Box coordinate listings
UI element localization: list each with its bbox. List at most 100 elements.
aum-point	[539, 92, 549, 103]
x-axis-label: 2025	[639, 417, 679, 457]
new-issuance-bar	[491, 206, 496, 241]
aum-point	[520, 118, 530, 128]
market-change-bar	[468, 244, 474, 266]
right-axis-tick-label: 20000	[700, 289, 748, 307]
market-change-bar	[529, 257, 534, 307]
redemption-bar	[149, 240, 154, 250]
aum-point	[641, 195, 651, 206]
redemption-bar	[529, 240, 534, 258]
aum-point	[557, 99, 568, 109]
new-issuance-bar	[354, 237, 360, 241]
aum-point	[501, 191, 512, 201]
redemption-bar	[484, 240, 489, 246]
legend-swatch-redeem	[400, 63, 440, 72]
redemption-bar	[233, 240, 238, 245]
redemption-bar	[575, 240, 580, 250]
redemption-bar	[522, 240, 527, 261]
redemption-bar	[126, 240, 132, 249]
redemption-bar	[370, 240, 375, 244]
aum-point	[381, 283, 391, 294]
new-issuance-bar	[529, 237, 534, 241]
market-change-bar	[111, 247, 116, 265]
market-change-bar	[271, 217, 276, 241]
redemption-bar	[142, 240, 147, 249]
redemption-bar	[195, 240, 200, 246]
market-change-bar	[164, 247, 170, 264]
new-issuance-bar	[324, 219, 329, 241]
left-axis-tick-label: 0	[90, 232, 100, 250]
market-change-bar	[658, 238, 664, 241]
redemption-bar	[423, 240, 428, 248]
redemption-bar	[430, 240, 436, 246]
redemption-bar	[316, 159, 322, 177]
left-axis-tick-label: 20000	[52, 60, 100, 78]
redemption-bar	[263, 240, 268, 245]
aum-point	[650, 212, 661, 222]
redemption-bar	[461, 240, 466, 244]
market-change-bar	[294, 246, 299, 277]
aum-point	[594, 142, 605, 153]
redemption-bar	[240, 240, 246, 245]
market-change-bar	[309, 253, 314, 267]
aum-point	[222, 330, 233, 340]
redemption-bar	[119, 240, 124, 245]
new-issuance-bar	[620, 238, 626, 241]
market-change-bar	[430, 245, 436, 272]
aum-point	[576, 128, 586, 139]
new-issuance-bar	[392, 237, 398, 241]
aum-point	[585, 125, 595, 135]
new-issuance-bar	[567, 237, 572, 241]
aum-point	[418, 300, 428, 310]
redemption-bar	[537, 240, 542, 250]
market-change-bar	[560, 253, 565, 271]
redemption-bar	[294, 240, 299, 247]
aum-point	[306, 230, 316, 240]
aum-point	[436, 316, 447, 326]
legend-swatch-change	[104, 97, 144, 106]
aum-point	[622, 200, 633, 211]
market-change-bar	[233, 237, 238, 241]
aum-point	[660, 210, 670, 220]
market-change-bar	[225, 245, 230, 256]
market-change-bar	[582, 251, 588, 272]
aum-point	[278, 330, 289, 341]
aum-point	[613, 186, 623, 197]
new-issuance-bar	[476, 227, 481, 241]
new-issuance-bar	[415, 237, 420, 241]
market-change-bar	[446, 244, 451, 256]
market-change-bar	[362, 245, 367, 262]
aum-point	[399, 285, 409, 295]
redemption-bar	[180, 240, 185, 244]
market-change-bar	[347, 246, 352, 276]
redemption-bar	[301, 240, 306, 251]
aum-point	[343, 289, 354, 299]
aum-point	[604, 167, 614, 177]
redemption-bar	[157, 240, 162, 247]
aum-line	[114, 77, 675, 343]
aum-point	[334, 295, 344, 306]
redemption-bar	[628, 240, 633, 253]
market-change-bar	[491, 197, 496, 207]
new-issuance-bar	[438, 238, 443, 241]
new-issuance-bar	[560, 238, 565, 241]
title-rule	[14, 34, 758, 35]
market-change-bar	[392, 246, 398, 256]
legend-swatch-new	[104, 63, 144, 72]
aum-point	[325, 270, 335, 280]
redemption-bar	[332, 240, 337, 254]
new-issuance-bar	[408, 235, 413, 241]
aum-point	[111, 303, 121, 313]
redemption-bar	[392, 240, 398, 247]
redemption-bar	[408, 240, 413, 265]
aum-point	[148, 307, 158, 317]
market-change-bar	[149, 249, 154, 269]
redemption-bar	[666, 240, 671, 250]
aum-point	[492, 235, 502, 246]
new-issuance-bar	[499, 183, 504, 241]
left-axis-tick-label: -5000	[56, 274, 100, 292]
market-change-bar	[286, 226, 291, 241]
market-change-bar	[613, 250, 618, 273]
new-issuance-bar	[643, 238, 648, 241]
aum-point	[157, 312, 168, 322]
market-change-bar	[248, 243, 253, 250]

BRIEF: Please change every "aum-point" in the data above to "aum-marker" and write out all the lines again with nothing else altered.

WRITTEN SOLUTION:
UI element localization: list each with its bbox. List at most 100 elements.
aum-marker	[539, 92, 549, 103]
x-axis-label: 2025	[639, 417, 679, 457]
new-issuance-bar	[491, 206, 496, 241]
aum-marker	[520, 118, 530, 128]
market-change-bar	[468, 244, 474, 266]
right-axis-tick-label: 20000	[700, 289, 748, 307]
market-change-bar	[529, 257, 534, 307]
redemption-bar	[149, 240, 154, 250]
aum-marker	[641, 195, 651, 206]
redemption-bar	[529, 240, 534, 258]
aum-marker	[557, 99, 568, 109]
new-issuance-bar	[354, 237, 360, 241]
aum-marker	[501, 191, 512, 201]
redemption-bar	[484, 240, 489, 246]
legend-swatch-redeem	[400, 63, 440, 72]
redemption-bar	[233, 240, 238, 245]
redemption-bar	[575, 240, 580, 250]
redemption-bar	[522, 240, 527, 261]
redemption-bar	[126, 240, 132, 249]
redemption-bar	[370, 240, 375, 244]
aum-marker	[381, 283, 391, 294]
new-issuance-bar	[529, 237, 534, 241]
market-change-bar	[111, 247, 116, 265]
market-change-bar	[271, 217, 276, 241]
redemption-bar	[142, 240, 147, 249]
redemption-bar	[195, 240, 200, 246]
market-change-bar	[164, 247, 170, 264]
new-issuance-bar	[324, 219, 329, 241]
left-axis-tick-label: 0	[90, 232, 100, 250]
market-change-bar	[658, 238, 664, 241]
redemption-bar	[423, 240, 428, 248]
redemption-bar	[430, 240, 436, 246]
redemption-bar	[316, 159, 322, 177]
left-axis-tick-label: 20000	[52, 60, 100, 78]
redemption-bar	[263, 240, 268, 245]
aum-marker	[650, 212, 661, 222]
redemption-bar	[461, 240, 466, 244]
market-change-bar	[294, 246, 299, 277]
aum-marker	[594, 142, 605, 153]
redemption-bar	[240, 240, 246, 245]
market-change-bar	[309, 253, 314, 267]
aum-marker	[222, 330, 233, 340]
redemption-bar	[119, 240, 124, 245]
new-issuance-bar	[620, 238, 626, 241]
market-change-bar	[430, 245, 436, 272]
aum-marker	[576, 128, 586, 139]
new-issuance-bar	[392, 237, 398, 241]
aum-marker	[585, 125, 595, 135]
new-issuance-bar	[567, 237, 572, 241]
aum-marker	[418, 300, 428, 310]
redemption-bar	[537, 240, 542, 250]
market-change-bar	[560, 253, 565, 271]
redemption-bar	[294, 240, 299, 247]
aum-marker	[306, 230, 316, 240]
aum-marker	[436, 316, 447, 326]
legend-swatch-change	[104, 97, 144, 106]
aum-marker	[622, 200, 633, 211]
market-change-bar	[233, 237, 238, 241]
aum-marker	[660, 210, 670, 220]
market-change-bar	[225, 245, 230, 256]
market-change-bar	[582, 251, 588, 272]
aum-marker	[278, 330, 289, 341]
aum-marker	[613, 186, 623, 197]
new-issuance-bar	[476, 227, 481, 241]
new-issuance-bar	[415, 237, 420, 241]
market-change-bar	[446, 244, 451, 256]
market-change-bar	[362, 245, 367, 262]
aum-marker	[399, 285, 409, 295]
redemption-bar	[180, 240, 185, 244]
market-change-bar	[347, 246, 352, 276]
redemption-bar	[301, 240, 306, 251]
aum-marker	[343, 289, 354, 299]
aum-marker	[604, 167, 614, 177]
redemption-bar	[157, 240, 162, 247]
aum-line	[114, 77, 675, 343]
aum-marker	[334, 295, 344, 306]
redemption-bar	[628, 240, 633, 253]
market-change-bar	[491, 197, 496, 207]
new-issuance-bar	[438, 238, 443, 241]
new-issuance-bar	[560, 238, 565, 241]
title-rule	[14, 34, 758, 35]
market-change-bar	[392, 246, 398, 256]
legend-swatch-new	[104, 63, 144, 72]
aum-marker	[325, 270, 335, 280]
redemption-bar	[332, 240, 337, 254]
new-issuance-bar	[408, 235, 413, 241]
aum-marker	[111, 303, 121, 313]
redemption-bar	[392, 240, 398, 247]
redemption-bar	[408, 240, 413, 265]
aum-marker	[148, 307, 158, 317]
market-change-bar	[149, 249, 154, 269]
redemption-bar	[666, 240, 671, 250]
aum-marker	[492, 235, 502, 246]
new-issuance-bar	[499, 183, 504, 241]
left-axis-tick-label: -5000	[56, 274, 100, 292]
market-change-bar	[286, 226, 291, 241]
market-change-bar	[613, 250, 618, 273]
new-issuance-bar	[643, 238, 648, 241]
aum-marker	[157, 312, 168, 322]
market-change-bar	[248, 243, 253, 250]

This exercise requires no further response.